=== Brief ===
Your task is to transcribe the records exactly, skipping every image.

Data items:
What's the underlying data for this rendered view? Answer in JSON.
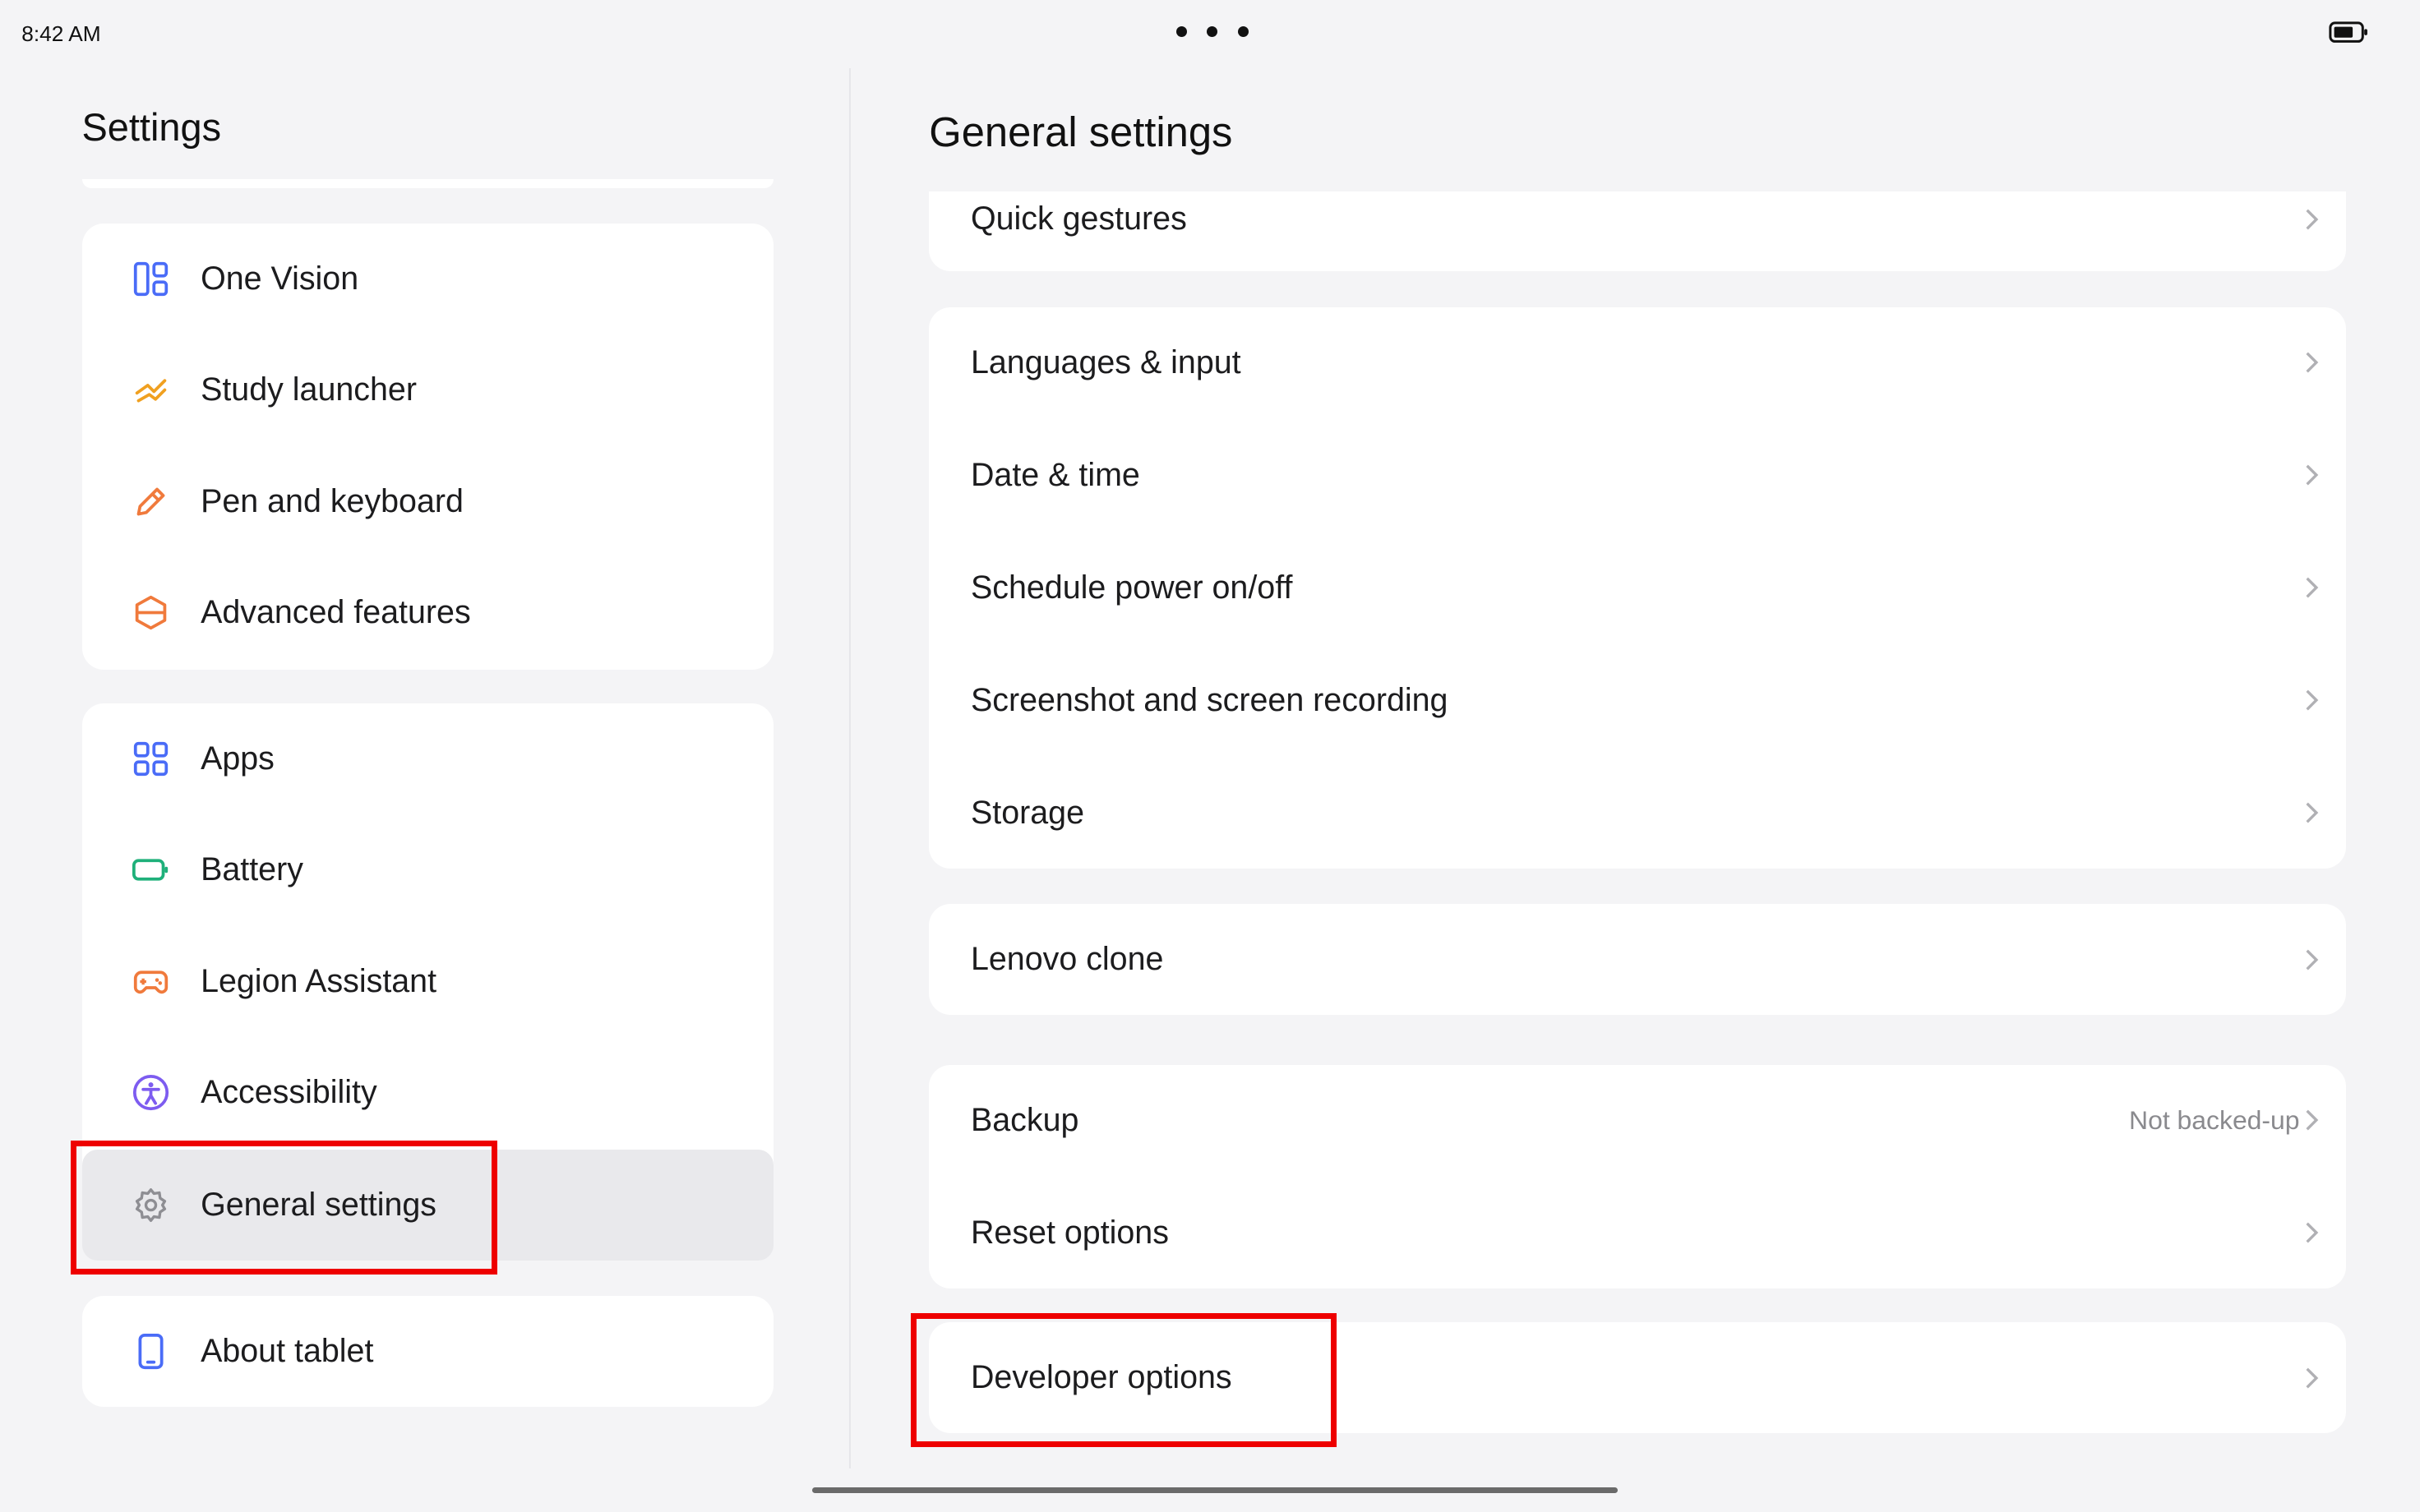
{
  "status": {
    "time": "8:42 AM"
  },
  "sidebar": {
    "title": "Settings",
    "groups": [
      {
        "items": [
          {
            "label": "One Vision",
            "icon": "one-vision-icon"
          },
          {
            "label": "Study launcher",
            "icon": "study-launcher-icon"
          },
          {
            "label": "Pen and keyboard",
            "icon": "pen-icon"
          },
          {
            "label": "Advanced features",
            "icon": "advanced-features-icon"
          }
        ]
      },
      {
        "items": [
          {
            "label": "Apps",
            "icon": "apps-grid-icon"
          },
          {
            "label": "Battery",
            "icon": "battery-icon"
          },
          {
            "label": "Legion Assistant",
            "icon": "gamepad-icon"
          },
          {
            "label": "Accessibility",
            "icon": "accessibility-icon"
          },
          {
            "label": "General settings",
            "icon": "gear-icon",
            "selected": true
          }
        ]
      },
      {
        "items": [
          {
            "label": "About tablet",
            "icon": "tablet-icon"
          }
        ]
      }
    ]
  },
  "main": {
    "title": "General settings",
    "groups": [
      {
        "items": [
          {
            "label": "Quick gestures"
          }
        ]
      },
      {
        "items": [
          {
            "label": "Languages & input"
          },
          {
            "label": "Date & time"
          },
          {
            "label": "Schedule power on/off"
          },
          {
            "label": "Screenshot and screen recording"
          },
          {
            "label": "Storage"
          }
        ]
      },
      {
        "items": [
          {
            "label": "Lenovo clone"
          }
        ]
      },
      {
        "items": [
          {
            "label": "Backup",
            "value": "Not backed-up"
          },
          {
            "label": "Reset options"
          }
        ]
      },
      {
        "items": [
          {
            "label": "Developer options"
          }
        ]
      }
    ]
  },
  "colors": {
    "highlight": "#ee0000",
    "accent_blue": "#4a6cf7",
    "accent_orange": "#f08a3c",
    "accent_green": "#1fb07a",
    "accent_purple": "#7d5cf0"
  }
}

=== Solution to the problem ===
What's the underlying data for this rendered view? Answer in JSON.
{
  "status": {
    "time": "8:42 AM"
  },
  "sidebar": {
    "title": "Settings",
    "groups": [
      {
        "items": [
          {
            "label": "One Vision",
            "icon": "one-vision-icon"
          },
          {
            "label": "Study launcher",
            "icon": "study-launcher-icon"
          },
          {
            "label": "Pen and keyboard",
            "icon": "pen-icon"
          },
          {
            "label": "Advanced features",
            "icon": "advanced-features-icon"
          }
        ]
      },
      {
        "items": [
          {
            "label": "Apps",
            "icon": "apps-grid-icon"
          },
          {
            "label": "Battery",
            "icon": "battery-icon"
          },
          {
            "label": "Legion Assistant",
            "icon": "gamepad-icon"
          },
          {
            "label": "Accessibility",
            "icon": "accessibility-icon"
          },
          {
            "label": "General settings",
            "icon": "gear-icon",
            "selected": true
          }
        ]
      },
      {
        "items": [
          {
            "label": "About tablet",
            "icon": "tablet-icon"
          }
        ]
      }
    ]
  },
  "main": {
    "title": "General settings",
    "groups": [
      {
        "items": [
          {
            "label": "Quick gestures"
          }
        ]
      },
      {
        "items": [
          {
            "label": "Languages & input"
          },
          {
            "label": "Date & time"
          },
          {
            "label": "Schedule power on/off"
          },
          {
            "label": "Screenshot and screen recording"
          },
          {
            "label": "Storage"
          }
        ]
      },
      {
        "items": [
          {
            "label": "Lenovo clone"
          }
        ]
      },
      {
        "items": [
          {
            "label": "Backup",
            "value": "Not backed-up"
          },
          {
            "label": "Reset options"
          }
        ]
      },
      {
        "items": [
          {
            "label": "Developer options"
          }
        ]
      }
    ]
  },
  "colors": {
    "highlight": "#ee0000",
    "accent_blue": "#4a6cf7",
    "accent_orange": "#f08a3c",
    "accent_green": "#1fb07a",
    "accent_purple": "#7d5cf0"
  }
}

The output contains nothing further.